* _What is asked_
Retype the data that follows line by line, exactly, and leave its pictures out.

--- START Information shown ---

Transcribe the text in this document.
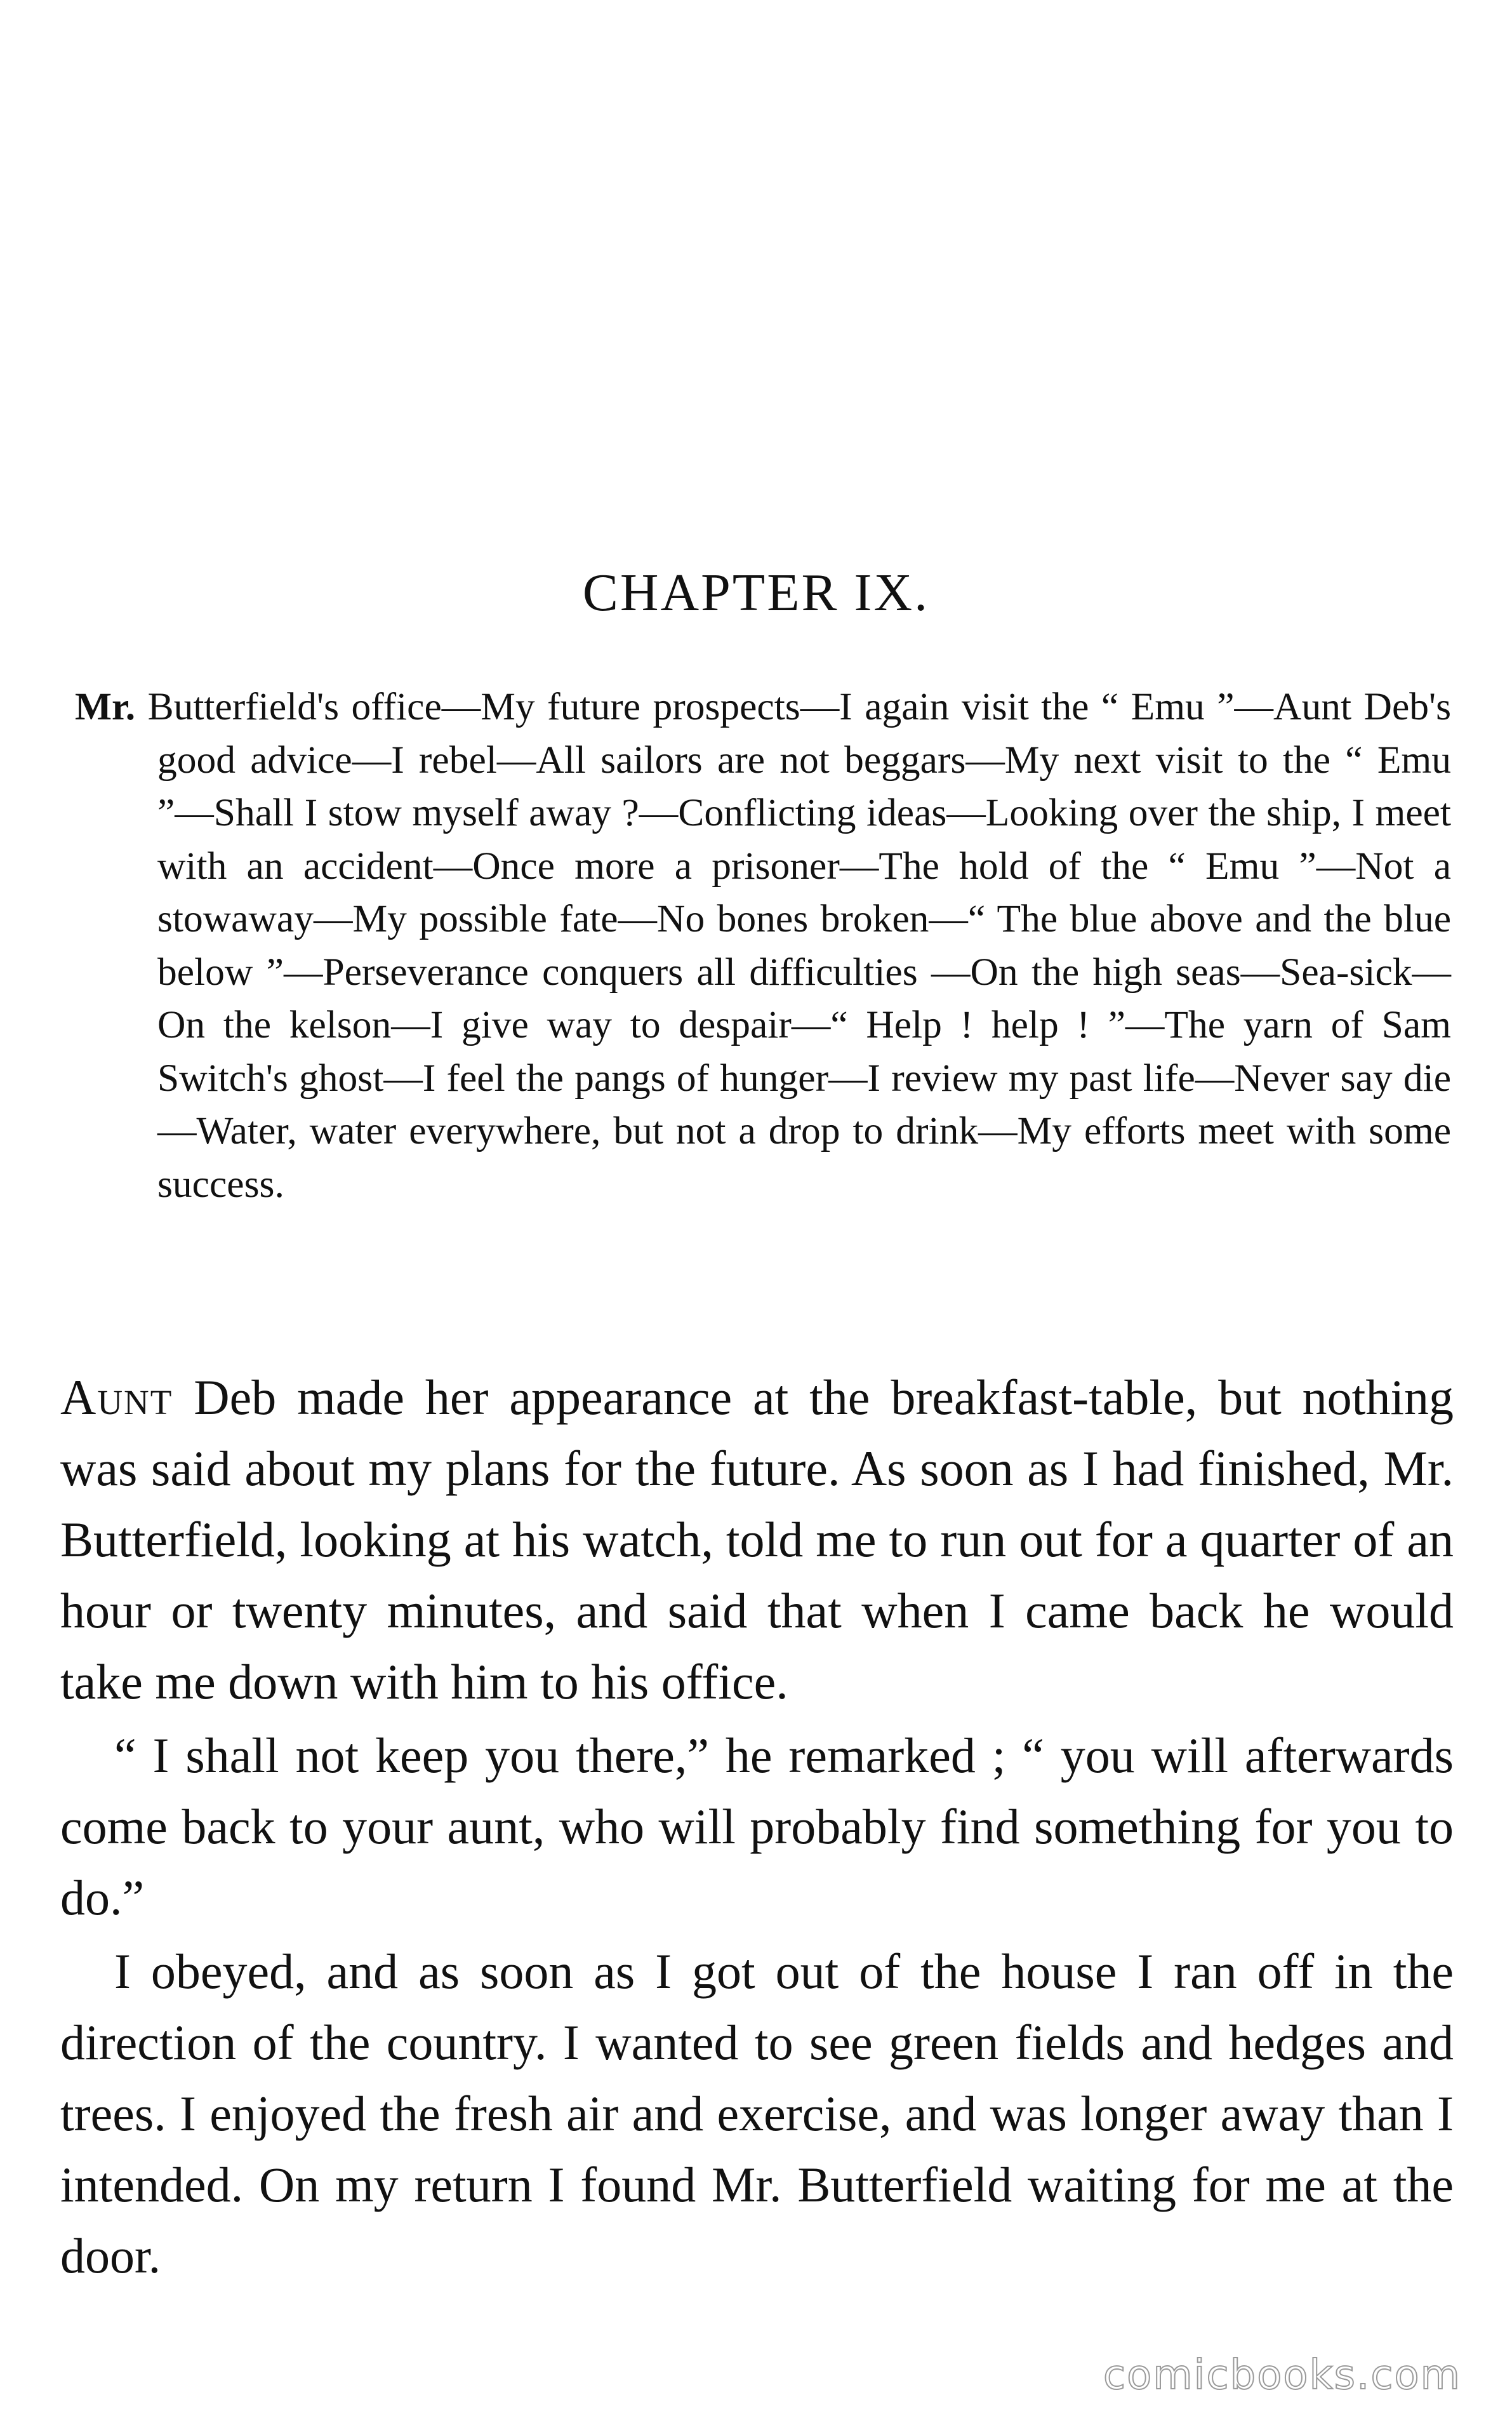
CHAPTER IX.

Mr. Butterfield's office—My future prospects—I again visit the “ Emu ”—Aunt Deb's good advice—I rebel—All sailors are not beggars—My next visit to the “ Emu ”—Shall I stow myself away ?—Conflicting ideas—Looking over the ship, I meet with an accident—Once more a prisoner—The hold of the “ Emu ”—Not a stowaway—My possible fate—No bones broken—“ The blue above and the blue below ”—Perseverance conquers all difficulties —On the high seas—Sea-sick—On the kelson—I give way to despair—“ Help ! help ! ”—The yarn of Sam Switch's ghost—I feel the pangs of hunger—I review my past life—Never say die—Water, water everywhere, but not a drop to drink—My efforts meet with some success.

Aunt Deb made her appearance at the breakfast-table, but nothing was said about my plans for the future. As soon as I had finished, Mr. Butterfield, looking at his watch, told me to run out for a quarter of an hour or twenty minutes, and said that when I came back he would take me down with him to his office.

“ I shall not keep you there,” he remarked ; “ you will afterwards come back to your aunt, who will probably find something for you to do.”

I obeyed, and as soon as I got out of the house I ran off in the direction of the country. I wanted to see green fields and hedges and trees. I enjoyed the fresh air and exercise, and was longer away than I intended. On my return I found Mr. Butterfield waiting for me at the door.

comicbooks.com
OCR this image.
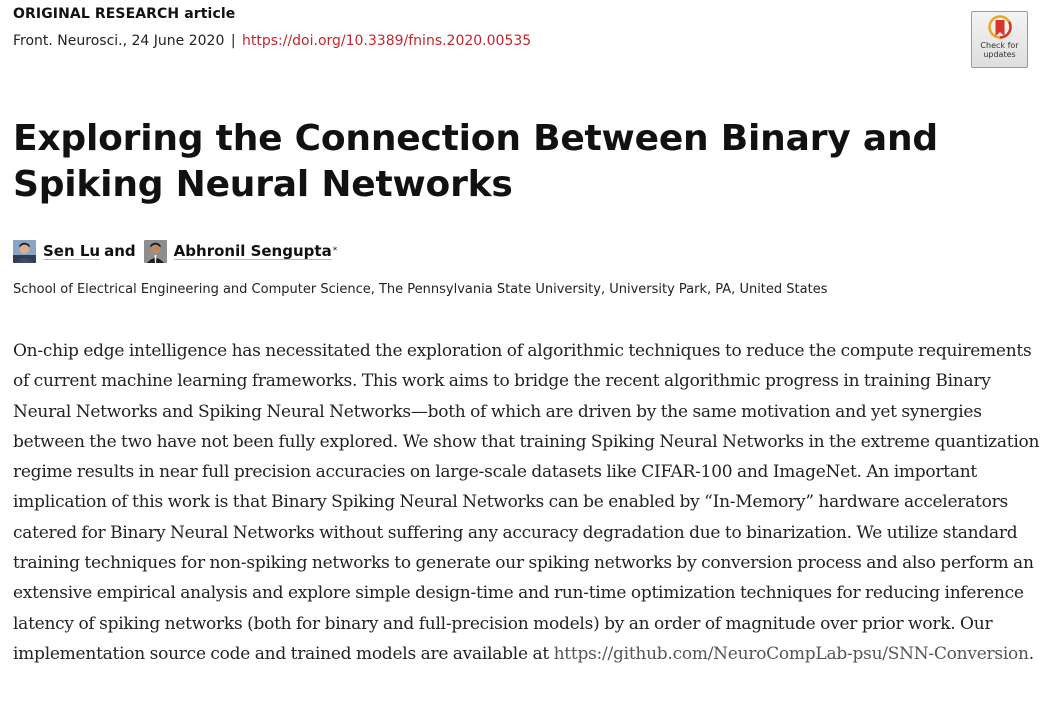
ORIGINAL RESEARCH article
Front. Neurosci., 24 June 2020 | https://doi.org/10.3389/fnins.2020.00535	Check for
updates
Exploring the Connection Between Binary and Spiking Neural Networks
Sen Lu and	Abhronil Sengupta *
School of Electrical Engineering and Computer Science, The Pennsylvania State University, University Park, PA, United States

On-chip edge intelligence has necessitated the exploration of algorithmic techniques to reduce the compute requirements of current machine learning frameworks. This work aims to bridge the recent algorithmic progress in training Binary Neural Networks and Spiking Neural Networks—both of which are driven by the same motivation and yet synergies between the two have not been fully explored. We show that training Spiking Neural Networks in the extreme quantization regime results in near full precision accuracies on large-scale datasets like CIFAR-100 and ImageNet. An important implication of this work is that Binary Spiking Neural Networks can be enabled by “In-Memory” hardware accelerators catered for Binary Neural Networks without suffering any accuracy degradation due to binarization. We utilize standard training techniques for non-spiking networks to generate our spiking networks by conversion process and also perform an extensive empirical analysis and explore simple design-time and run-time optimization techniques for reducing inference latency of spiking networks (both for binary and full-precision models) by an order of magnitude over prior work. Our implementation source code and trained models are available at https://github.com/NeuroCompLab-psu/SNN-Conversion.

--- END Information shown ---

* _The reply_
Transcribe the text in this document.
CHAPTER IX.

Mr. Butterfield's office—My future prospects—I again visit the “ Emu ”—Aunt Deb's good advice—I rebel—All sailors are not beggars—My next visit to the “ Emu ”—Shall I stow myself away ?—Conflicting ideas—Looking over the ship, I meet with an accident—Once more a prisoner—The hold of the “ Emu ”—Not a stowaway—My possible fate—No bones broken—“ The blue above and the blue below ”—Perseverance conquers all difficulties —On the high seas—Sea-sick—On the kelson—I give way to despair—“ Help ! help ! ”—The yarn of Sam Switch's ghost—I feel the pangs of hunger—I review my past life—Never say die—Water, water everywhere, but not a drop to drink—My efforts meet with some success.

Aunt Deb made her appearance at the breakfast-table, but nothing was said about my plans for the future. As soon as I had finished, Mr. Butterfield, looking at his watch, told me to run out for a quarter of an hour or twenty minutes, and said that when I came back he would take me down with him to his office.

“ I shall not keep you there,” he remarked ; “ you will afterwards come back to your aunt, who will probably find something for you to do.”

I obeyed, and as soon as I got out of the house I ran off in the direction of the country. I wanted to see green fields and hedges and trees. I enjoyed the fresh air and exercise, and was longer away than I intended. On my return I found Mr. Butterfield waiting for me at the door.

comicbooks.com
OCR this image.
ORIGINAL RESEARCH article
Front. Neurosci., 24 June 2020 | https://doi.org/10.3389/fnins.2020.00535	Check for
updates
Exploring the Connection Between Binary and Spiking Neural Networks
Sen Lu and	Abhronil Sengupta *
School of Electrical Engineering and Computer Science, The Pennsylvania State University, University Park, PA, United States

On-chip edge intelligence has necessitated the exploration of algorithmic techniques to reduce the compute requirements of current machine learning frameworks. This work aims to bridge the recent algorithmic progress in training Binary Neural Networks and Spiking Neural Networks—both of which are driven by the same motivation and yet synergies between the two have not been fully explored. We show that training Spiking Neural Networks in the extreme quantization regime results in near full precision accuracies on large-scale datasets like CIFAR-100 and ImageNet. An important implication of this work is that Binary Spiking Neural Networks can be enabled by “In-Memory” hardware accelerators catered for Binary Neural Networks without suffering any accuracy degradation due to binarization. We utilize standard training techniques for non-spiking networks to generate our spiking networks by conversion process and also perform an extensive empirical analysis and explore simple design-time and run-time optimization techniques for reducing inference latency of spiking networks (both for binary and full-precision models) by an order of magnitude over prior work. Our implementation source code and trained models are available at https://github.com/NeuroCompLab-psu/SNN-Conversion.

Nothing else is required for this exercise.